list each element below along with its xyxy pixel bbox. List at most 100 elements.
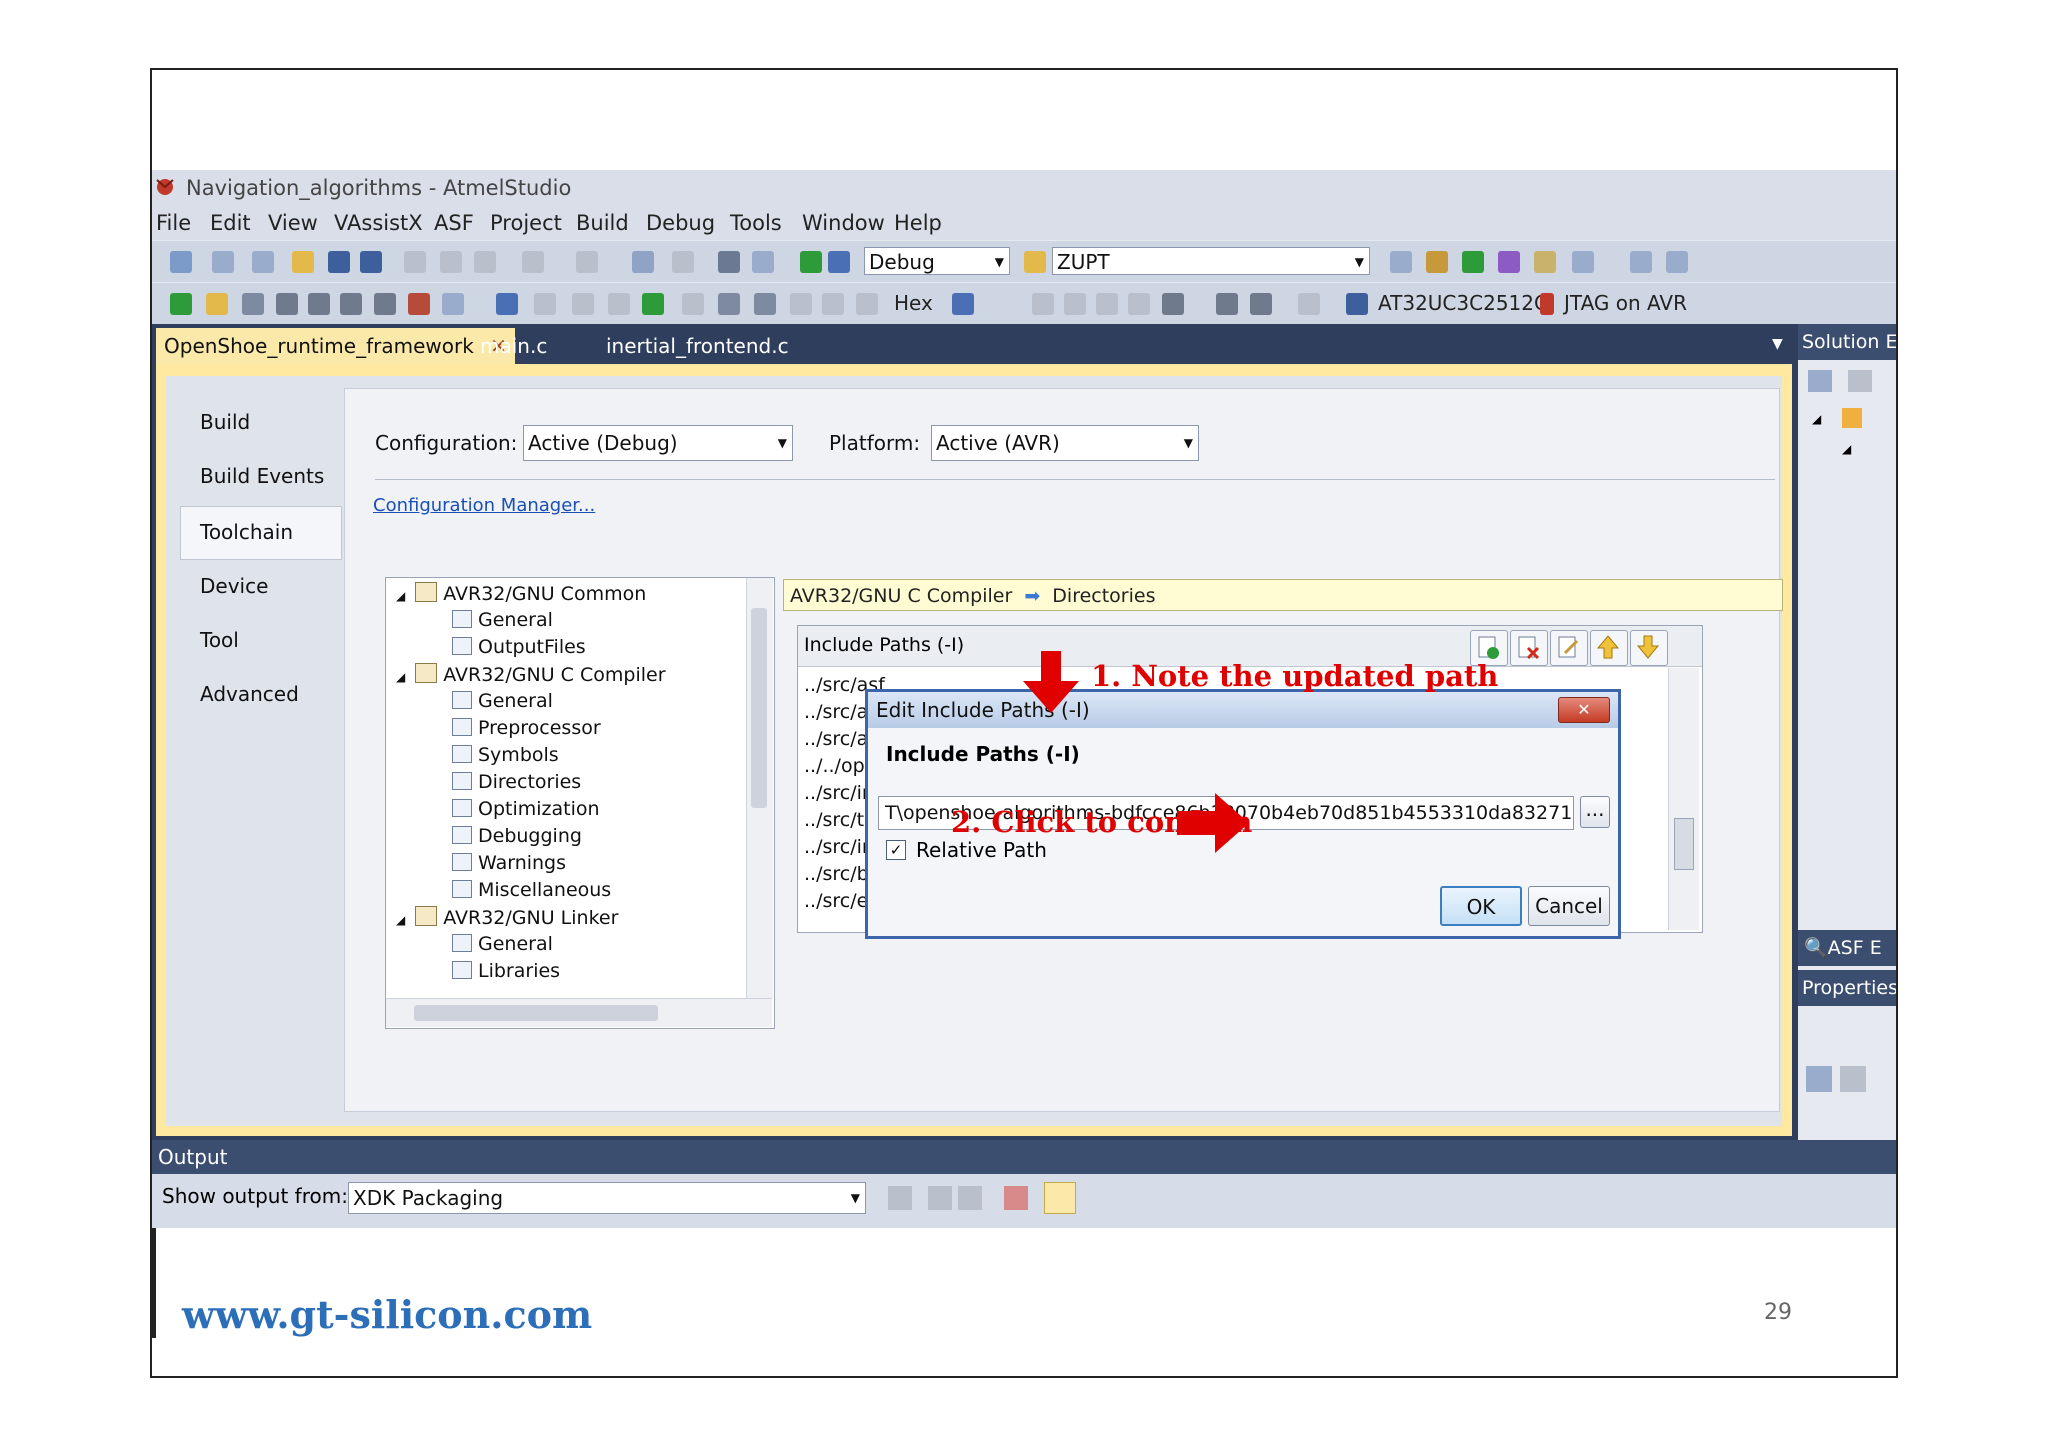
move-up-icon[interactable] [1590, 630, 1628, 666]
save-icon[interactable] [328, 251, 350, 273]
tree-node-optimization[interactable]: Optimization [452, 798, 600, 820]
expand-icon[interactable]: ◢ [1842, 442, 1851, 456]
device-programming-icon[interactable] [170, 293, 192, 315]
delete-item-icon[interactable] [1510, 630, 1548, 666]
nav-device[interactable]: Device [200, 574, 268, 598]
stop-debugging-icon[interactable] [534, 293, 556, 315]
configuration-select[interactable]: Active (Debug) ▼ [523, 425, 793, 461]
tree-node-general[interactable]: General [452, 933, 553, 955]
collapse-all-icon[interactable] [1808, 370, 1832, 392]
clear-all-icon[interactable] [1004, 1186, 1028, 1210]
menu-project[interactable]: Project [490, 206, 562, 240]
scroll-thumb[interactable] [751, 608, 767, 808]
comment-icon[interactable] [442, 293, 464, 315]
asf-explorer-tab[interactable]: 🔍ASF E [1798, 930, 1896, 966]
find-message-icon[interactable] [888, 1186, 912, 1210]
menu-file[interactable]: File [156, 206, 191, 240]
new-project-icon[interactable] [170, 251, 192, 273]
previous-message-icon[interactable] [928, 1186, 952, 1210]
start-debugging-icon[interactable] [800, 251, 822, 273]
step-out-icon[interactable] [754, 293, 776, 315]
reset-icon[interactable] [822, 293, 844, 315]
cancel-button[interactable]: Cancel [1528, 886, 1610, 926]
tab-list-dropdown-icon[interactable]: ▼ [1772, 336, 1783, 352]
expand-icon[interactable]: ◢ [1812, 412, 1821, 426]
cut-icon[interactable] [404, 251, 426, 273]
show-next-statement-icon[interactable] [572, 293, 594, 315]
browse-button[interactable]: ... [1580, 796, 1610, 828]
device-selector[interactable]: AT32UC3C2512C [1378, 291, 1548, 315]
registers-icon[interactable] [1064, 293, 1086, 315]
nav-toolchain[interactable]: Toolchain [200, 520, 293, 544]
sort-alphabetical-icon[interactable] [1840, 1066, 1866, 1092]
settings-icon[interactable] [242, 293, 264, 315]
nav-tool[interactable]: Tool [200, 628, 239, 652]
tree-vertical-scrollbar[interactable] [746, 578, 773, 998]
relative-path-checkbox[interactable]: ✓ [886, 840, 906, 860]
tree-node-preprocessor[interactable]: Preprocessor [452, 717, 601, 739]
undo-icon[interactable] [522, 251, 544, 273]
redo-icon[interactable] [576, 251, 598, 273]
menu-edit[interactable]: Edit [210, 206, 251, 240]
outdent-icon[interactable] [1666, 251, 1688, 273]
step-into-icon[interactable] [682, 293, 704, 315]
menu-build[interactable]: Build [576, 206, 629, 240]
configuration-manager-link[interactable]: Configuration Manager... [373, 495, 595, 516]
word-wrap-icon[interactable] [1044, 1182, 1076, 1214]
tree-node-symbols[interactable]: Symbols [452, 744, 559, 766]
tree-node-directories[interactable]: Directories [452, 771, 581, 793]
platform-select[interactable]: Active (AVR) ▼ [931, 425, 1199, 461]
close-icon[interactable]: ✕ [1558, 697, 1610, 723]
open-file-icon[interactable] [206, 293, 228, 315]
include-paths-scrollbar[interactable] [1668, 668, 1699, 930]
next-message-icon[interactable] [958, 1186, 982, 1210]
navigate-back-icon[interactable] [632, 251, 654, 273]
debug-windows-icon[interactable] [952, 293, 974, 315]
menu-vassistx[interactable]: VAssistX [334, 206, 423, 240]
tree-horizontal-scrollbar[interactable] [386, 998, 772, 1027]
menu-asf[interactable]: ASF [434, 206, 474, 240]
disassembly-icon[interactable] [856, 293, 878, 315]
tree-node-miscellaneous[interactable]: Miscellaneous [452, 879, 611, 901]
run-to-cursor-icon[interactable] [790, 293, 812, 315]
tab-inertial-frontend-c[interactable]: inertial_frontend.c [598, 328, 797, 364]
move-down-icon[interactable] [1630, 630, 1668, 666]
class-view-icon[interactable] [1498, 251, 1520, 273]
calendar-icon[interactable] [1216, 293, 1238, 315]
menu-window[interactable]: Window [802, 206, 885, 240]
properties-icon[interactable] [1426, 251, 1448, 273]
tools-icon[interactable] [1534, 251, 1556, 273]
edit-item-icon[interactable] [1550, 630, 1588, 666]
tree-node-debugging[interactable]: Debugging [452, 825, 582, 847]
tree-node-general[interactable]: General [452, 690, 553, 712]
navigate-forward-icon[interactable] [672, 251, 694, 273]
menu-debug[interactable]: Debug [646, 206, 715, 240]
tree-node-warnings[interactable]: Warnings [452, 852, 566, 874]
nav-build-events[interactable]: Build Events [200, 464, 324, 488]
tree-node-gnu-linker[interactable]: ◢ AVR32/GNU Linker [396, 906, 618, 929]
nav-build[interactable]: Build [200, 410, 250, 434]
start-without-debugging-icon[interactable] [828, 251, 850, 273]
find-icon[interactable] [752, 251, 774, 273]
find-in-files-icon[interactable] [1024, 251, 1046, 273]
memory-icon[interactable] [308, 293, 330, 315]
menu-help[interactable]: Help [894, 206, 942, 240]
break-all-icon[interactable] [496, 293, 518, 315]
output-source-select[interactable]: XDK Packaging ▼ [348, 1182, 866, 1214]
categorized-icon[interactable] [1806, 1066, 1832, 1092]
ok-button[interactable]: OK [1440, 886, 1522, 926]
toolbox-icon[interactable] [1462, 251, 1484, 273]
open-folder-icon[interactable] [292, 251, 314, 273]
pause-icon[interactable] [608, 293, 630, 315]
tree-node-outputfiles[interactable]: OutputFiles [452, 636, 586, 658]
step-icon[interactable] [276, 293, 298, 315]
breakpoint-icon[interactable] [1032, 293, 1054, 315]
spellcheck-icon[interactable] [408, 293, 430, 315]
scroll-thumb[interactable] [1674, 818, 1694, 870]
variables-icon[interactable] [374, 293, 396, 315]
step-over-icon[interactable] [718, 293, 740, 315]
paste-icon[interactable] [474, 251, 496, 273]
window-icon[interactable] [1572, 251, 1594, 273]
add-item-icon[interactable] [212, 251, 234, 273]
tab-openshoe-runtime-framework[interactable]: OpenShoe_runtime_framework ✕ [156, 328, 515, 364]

____

▸ WRITTEN TASK: Change every "interactable" in the items above to "clickable" and write out all their lines again with nothing else altered. Leave the pictures out.

▸ SOLUTION TO THE EXERCISE:
list each element below along with its xyxy pixel bbox. List at most 100 elements.
move-up-icon[clickable] [1590, 630, 1628, 666]
save-icon[clickable] [328, 251, 350, 273]
tree-node-optimization[clickable]: Optimization [452, 798, 600, 820]
expand-icon[clickable]: ◢ [1842, 442, 1851, 456]
device-programming-icon[clickable] [170, 293, 192, 315]
delete-item-icon[clickable] [1510, 630, 1548, 666]
nav-device[clickable]: Device [200, 574, 268, 598]
stop-debugging-icon[clickable] [534, 293, 556, 315]
configuration-select[clickable]: Active (Debug) ▼ [523, 425, 793, 461]
tree-node-general[clickable]: General [452, 933, 553, 955]
collapse-all-icon[clickable] [1808, 370, 1832, 392]
clear-all-icon[clickable] [1004, 1186, 1028, 1210]
menu-project[clickable]: Project [490, 206, 562, 240]
scroll-thumb[clickable] [751, 608, 767, 808]
comment-icon[clickable] [442, 293, 464, 315]
asf-explorer-tab[clickable]: 🔍ASF E [1798, 930, 1896, 966]
find-message-icon[clickable] [888, 1186, 912, 1210]
menu-file[clickable]: File [156, 206, 191, 240]
new-project-icon[clickable] [170, 251, 192, 273]
previous-message-icon[clickable] [928, 1186, 952, 1210]
start-debugging-icon[clickable] [800, 251, 822, 273]
step-out-icon[clickable] [754, 293, 776, 315]
reset-icon[clickable] [822, 293, 844, 315]
cancel-button[clickable]: Cancel [1528, 886, 1610, 926]
tab-list-dropdown-icon[clickable]: ▼ [1772, 336, 1783, 352]
expand-icon[clickable]: ◢ [1812, 412, 1821, 426]
cut-icon[clickable] [404, 251, 426, 273]
show-next-statement-icon[clickable] [572, 293, 594, 315]
browse-button[clickable]: ... [1580, 796, 1610, 828]
device-selector[clickable]: AT32UC3C2512C [1378, 291, 1548, 315]
registers-icon[clickable] [1064, 293, 1086, 315]
nav-toolchain[clickable]: Toolchain [200, 520, 293, 544]
sort-alphabetical-icon[clickable] [1840, 1066, 1866, 1092]
settings-icon[clickable] [242, 293, 264, 315]
nav-tool[clickable]: Tool [200, 628, 239, 652]
tree-vertical-scrollbar[clickable] [746, 578, 773, 998]
relative-path-checkbox[clickable]: ✓ [886, 840, 906, 860]
tree-node-preprocessor[clickable]: Preprocessor [452, 717, 601, 739]
undo-icon[clickable] [522, 251, 544, 273]
redo-icon[clickable] [576, 251, 598, 273]
menu-edit[clickable]: Edit [210, 206, 251, 240]
outdent-icon[clickable] [1666, 251, 1688, 273]
step-into-icon[clickable] [682, 293, 704, 315]
menu-build[clickable]: Build [576, 206, 629, 240]
configuration-manager-link[clickable]: Configuration Manager... [373, 495, 595, 516]
word-wrap-icon[clickable] [1044, 1182, 1076, 1214]
tree-node-symbols[clickable]: Symbols [452, 744, 559, 766]
tree-node-directories[clickable]: Directories [452, 771, 581, 793]
platform-select[clickable]: Active (AVR) ▼ [931, 425, 1199, 461]
close-icon[clickable]: ✕ [1558, 697, 1610, 723]
open-file-icon[clickable] [206, 293, 228, 315]
include-paths-scrollbar[clickable] [1668, 668, 1699, 930]
next-message-icon[clickable] [958, 1186, 982, 1210]
navigate-back-icon[clickable] [632, 251, 654, 273]
debug-windows-icon[clickable] [952, 293, 974, 315]
menu-vassistx[clickable]: VAssistX [334, 206, 423, 240]
tree-horizontal-scrollbar[clickable] [386, 998, 772, 1027]
menu-asf[clickable]: ASF [434, 206, 474, 240]
disassembly-icon[clickable] [856, 293, 878, 315]
tree-node-miscellaneous[clickable]: Miscellaneous [452, 879, 611, 901]
run-to-cursor-icon[clickable] [790, 293, 812, 315]
tab-inertial-frontend-c[clickable]: inertial_frontend.c [598, 328, 797, 364]
move-down-icon[clickable] [1630, 630, 1668, 666]
class-view-icon[clickable] [1498, 251, 1520, 273]
calendar-icon[clickable] [1216, 293, 1238, 315]
menu-window[clickable]: Window [802, 206, 885, 240]
properties-icon[clickable] [1426, 251, 1448, 273]
tools-icon[clickable] [1534, 251, 1556, 273]
edit-item-icon[clickable] [1550, 630, 1588, 666]
tree-node-debugging[clickable]: Debugging [452, 825, 582, 847]
tree-node-general[clickable]: General [452, 690, 553, 712]
navigate-forward-icon[clickable] [672, 251, 694, 273]
menu-debug[clickable]: Debug [646, 206, 715, 240]
tree-node-warnings[clickable]: Warnings [452, 852, 566, 874]
nav-build-events[clickable]: Build Events [200, 464, 324, 488]
tree-node-gnu-linker[clickable]: ◢ AVR32/GNU Linker [396, 906, 618, 929]
nav-build[clickable]: Build [200, 410, 250, 434]
start-without-debugging-icon[clickable] [828, 251, 850, 273]
find-icon[clickable] [752, 251, 774, 273]
find-in-files-icon[clickable] [1024, 251, 1046, 273]
memory-icon[clickable] [308, 293, 330, 315]
menu-help[clickable]: Help [894, 206, 942, 240]
break-all-icon[clickable] [496, 293, 518, 315]
output-source-select[clickable]: XDK Packaging ▼ [348, 1182, 866, 1214]
categorized-icon[clickable] [1806, 1066, 1832, 1092]
ok-button[clickable]: OK [1440, 886, 1522, 926]
toolbox-icon[clickable] [1462, 251, 1484, 273]
open-folder-icon[clickable] [292, 251, 314, 273]
pause-icon[clickable] [608, 293, 630, 315]
tree-node-outputfiles[clickable]: OutputFiles [452, 636, 586, 658]
step-icon[clickable] [276, 293, 298, 315]
breakpoint-icon[clickable] [1032, 293, 1054, 315]
spellcheck-icon[clickable] [408, 293, 430, 315]
scroll-thumb[clickable] [1674, 818, 1694, 870]
variables-icon[clickable] [374, 293, 396, 315]
step-over-icon[clickable] [718, 293, 740, 315]
paste-icon[clickable] [474, 251, 496, 273]
window-icon[clickable] [1572, 251, 1594, 273]
add-item-icon[clickable] [212, 251, 234, 273]
tab-openshoe-runtime-framework[clickable]: OpenShoe_runtime_framework ✕ [156, 328, 515, 364]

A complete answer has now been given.